#### SHORT EXERCISE:
Copy nothing but the text: repeat each entry exactly and drop the images.

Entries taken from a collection
=-=-=

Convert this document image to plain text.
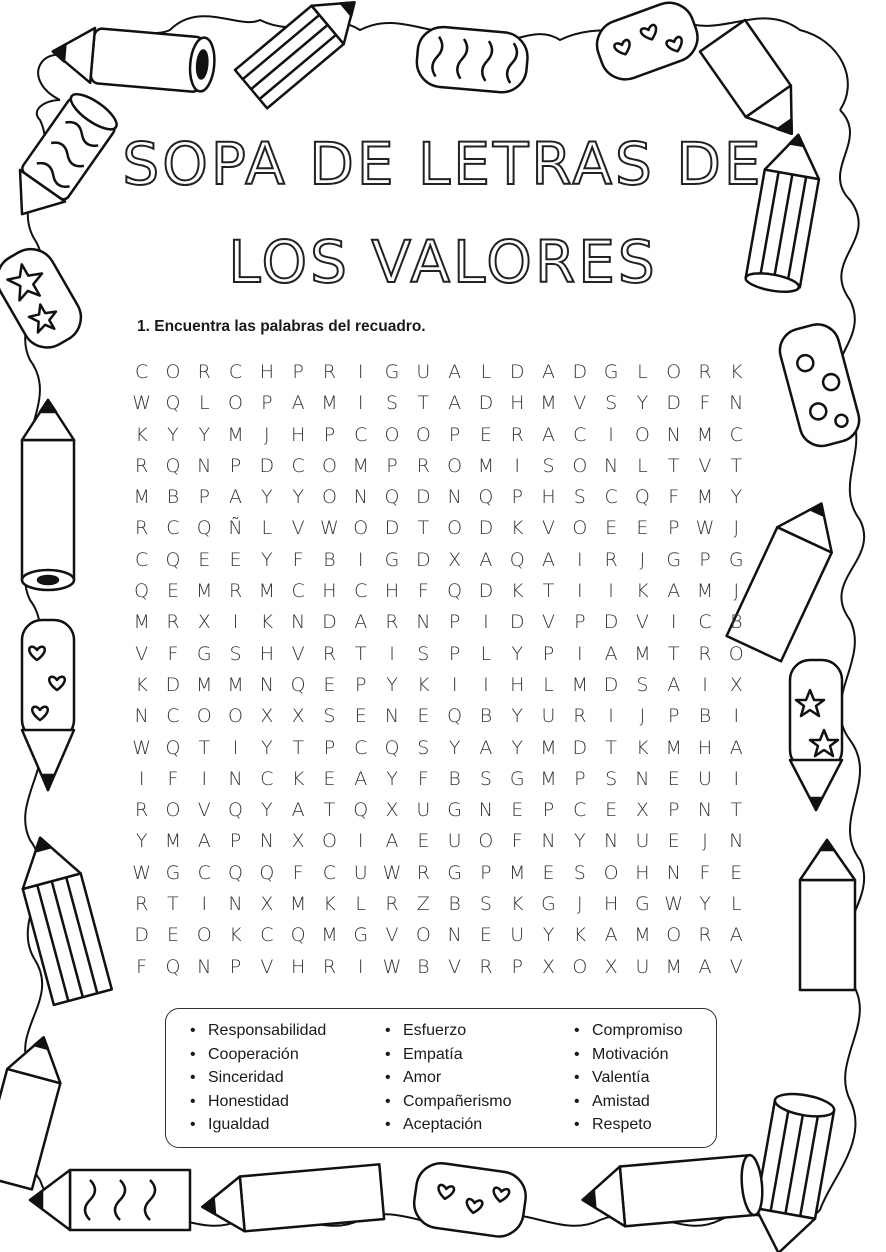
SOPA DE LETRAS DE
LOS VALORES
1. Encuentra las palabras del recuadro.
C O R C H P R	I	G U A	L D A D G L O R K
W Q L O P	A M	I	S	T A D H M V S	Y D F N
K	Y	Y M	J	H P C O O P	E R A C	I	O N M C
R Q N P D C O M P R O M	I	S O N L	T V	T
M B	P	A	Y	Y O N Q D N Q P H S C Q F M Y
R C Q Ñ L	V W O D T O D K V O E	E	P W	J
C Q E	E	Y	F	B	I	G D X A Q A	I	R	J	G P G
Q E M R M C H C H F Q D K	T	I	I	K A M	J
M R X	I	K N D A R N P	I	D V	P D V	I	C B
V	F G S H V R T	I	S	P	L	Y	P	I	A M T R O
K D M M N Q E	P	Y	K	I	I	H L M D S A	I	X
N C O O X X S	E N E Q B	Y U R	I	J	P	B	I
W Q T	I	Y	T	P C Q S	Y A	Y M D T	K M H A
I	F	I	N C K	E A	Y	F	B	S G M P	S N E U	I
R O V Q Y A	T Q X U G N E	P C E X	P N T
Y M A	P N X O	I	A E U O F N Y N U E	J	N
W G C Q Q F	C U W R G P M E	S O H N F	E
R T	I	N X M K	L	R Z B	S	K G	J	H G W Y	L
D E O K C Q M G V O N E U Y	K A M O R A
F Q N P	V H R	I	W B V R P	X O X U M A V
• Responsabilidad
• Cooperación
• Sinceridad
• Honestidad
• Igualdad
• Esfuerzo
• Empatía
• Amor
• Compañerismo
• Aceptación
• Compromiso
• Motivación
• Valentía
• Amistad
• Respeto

=-=-=

#### EXERCISE OUTPUT:
Convert this document image to plain text.
SOPA DE LETRAS DE
LOS VALORES
1. Encuentra las palabras del recuadro.
C O R C H P R	I	G U A	L D A D G L O R K
W Q L O P	A M	I	S	T A D H M V S	Y D F N
K	Y	Y M	J	H P C O O P	E R A C	I	O N M C
R Q N P D C O M P R O M	I	S O N L	T V	T
M B	P	A	Y	Y O N Q D N Q P H S C Q F M Y
R C Q Ñ L	V W O D T O D K V O E	E	P W	J
C Q E	E	Y	F	B	I	G D X A Q A	I	R	J	G P G
Q E M R M C H C H F Q D K	T	I	I	K A M	J
M R X	I	K N D A R N P	I	D V	P D V	I	C B
V	F G S H V R T	I	S	P	L	Y	P	I	A M T R O
K D M M N Q E	P	Y	K	I	I	H L M D S A	I	X
N C O O X X S	E N E Q B	Y U R	I	J	P	B	I
W Q T	I	Y	T	P C Q S	Y A	Y M D T	K M H A
I	F	I	N C K	E A	Y	F	B	S G M P	S N E U	I
R O V Q Y A	T Q X U G N E	P C E X	P N T
Y M A	P N X O	I	A E U O F N Y N U E	J	N
W G C Q Q F	C U W R G P M E	S O H N F	E
R T	I	N X M K	L	R Z B	S	K G	J	H G W Y	L
D E O K C Q M G V O N E U Y	K A M O R A
F Q N P	V H R	I	W B V R P	X O X U M A V
• Responsabilidad
• Cooperación
• Sinceridad
• Honestidad
• Igualdad
• Esfuerzo
• Empatía
• Amor
• Compañerismo
• Aceptación
• Compromiso
• Motivación
• Valentía
• Amistad
• Respeto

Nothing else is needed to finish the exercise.